→ **Available data**
◇ ◇ ◇ ◇ ◇
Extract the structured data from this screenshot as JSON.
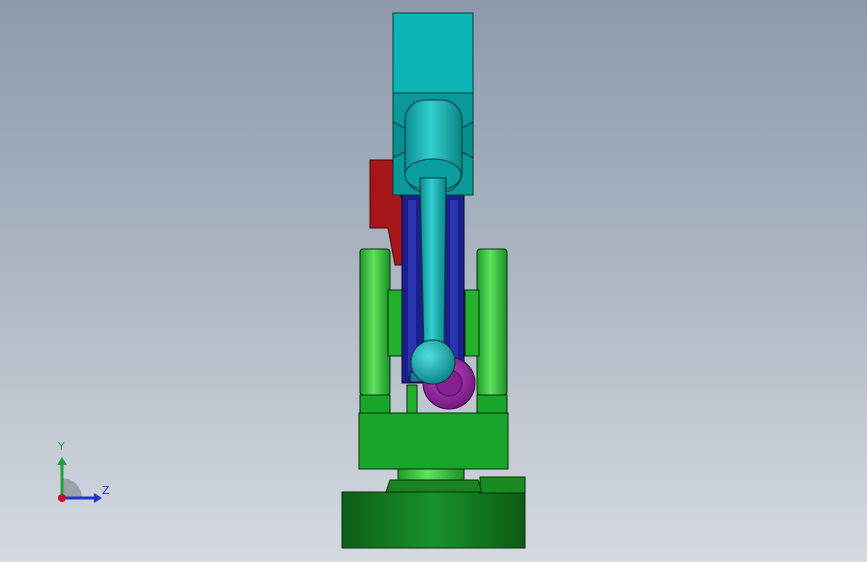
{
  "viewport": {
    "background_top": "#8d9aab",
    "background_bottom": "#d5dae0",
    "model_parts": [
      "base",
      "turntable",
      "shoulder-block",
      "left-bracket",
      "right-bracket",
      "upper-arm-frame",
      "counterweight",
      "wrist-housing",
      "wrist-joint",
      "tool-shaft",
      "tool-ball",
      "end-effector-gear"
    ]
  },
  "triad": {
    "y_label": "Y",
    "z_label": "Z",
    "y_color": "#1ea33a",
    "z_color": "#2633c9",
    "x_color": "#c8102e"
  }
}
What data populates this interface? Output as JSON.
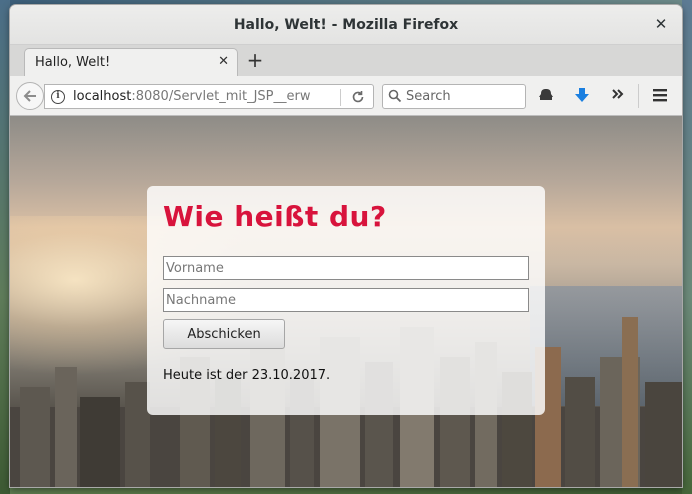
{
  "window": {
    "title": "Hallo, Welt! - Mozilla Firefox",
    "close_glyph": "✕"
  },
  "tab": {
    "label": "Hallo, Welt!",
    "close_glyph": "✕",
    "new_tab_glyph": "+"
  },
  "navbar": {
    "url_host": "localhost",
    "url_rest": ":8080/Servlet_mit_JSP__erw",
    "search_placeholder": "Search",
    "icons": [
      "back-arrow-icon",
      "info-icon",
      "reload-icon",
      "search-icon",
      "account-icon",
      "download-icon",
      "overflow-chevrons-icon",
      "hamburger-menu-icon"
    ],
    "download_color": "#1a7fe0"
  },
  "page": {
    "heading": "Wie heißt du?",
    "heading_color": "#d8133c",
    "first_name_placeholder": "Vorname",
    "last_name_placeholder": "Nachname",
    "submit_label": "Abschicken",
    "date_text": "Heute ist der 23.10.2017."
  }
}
◇ ◇ ◇ ◇ ◇
→ **Written exercise**
Write out the records above exactly as they appear, leaving out any pictures.

→ **In response**
Extract the structured data from this screenshot as JSON.
{
  "viewport": {
    "background_top": "#8d9aab",
    "background_bottom": "#d5dae0",
    "model_parts": [
      "base",
      "turntable",
      "shoulder-block",
      "left-bracket",
      "right-bracket",
      "upper-arm-frame",
      "counterweight",
      "wrist-housing",
      "wrist-joint",
      "tool-shaft",
      "tool-ball",
      "end-effector-gear"
    ]
  },
  "triad": {
    "y_label": "Y",
    "z_label": "Z",
    "y_color": "#1ea33a",
    "z_color": "#2633c9",
    "x_color": "#c8102e"
  }
}
What data populates this interface? Output as JSON.
{
  "window": {
    "title": "Hallo, Welt! - Mozilla Firefox",
    "close_glyph": "✕"
  },
  "tab": {
    "label": "Hallo, Welt!",
    "close_glyph": "✕",
    "new_tab_glyph": "+"
  },
  "navbar": {
    "url_host": "localhost",
    "url_rest": ":8080/Servlet_mit_JSP__erw",
    "search_placeholder": "Search",
    "icons": [
      "back-arrow-icon",
      "info-icon",
      "reload-icon",
      "search-icon",
      "account-icon",
      "download-icon",
      "overflow-chevrons-icon",
      "hamburger-menu-icon"
    ],
    "download_color": "#1a7fe0"
  },
  "page": {
    "heading": "Wie heißt du?",
    "heading_color": "#d8133c",
    "first_name_placeholder": "Vorname",
    "last_name_placeholder": "Nachname",
    "submit_label": "Abschicken",
    "date_text": "Heute ist der 23.10.2017."
  }
}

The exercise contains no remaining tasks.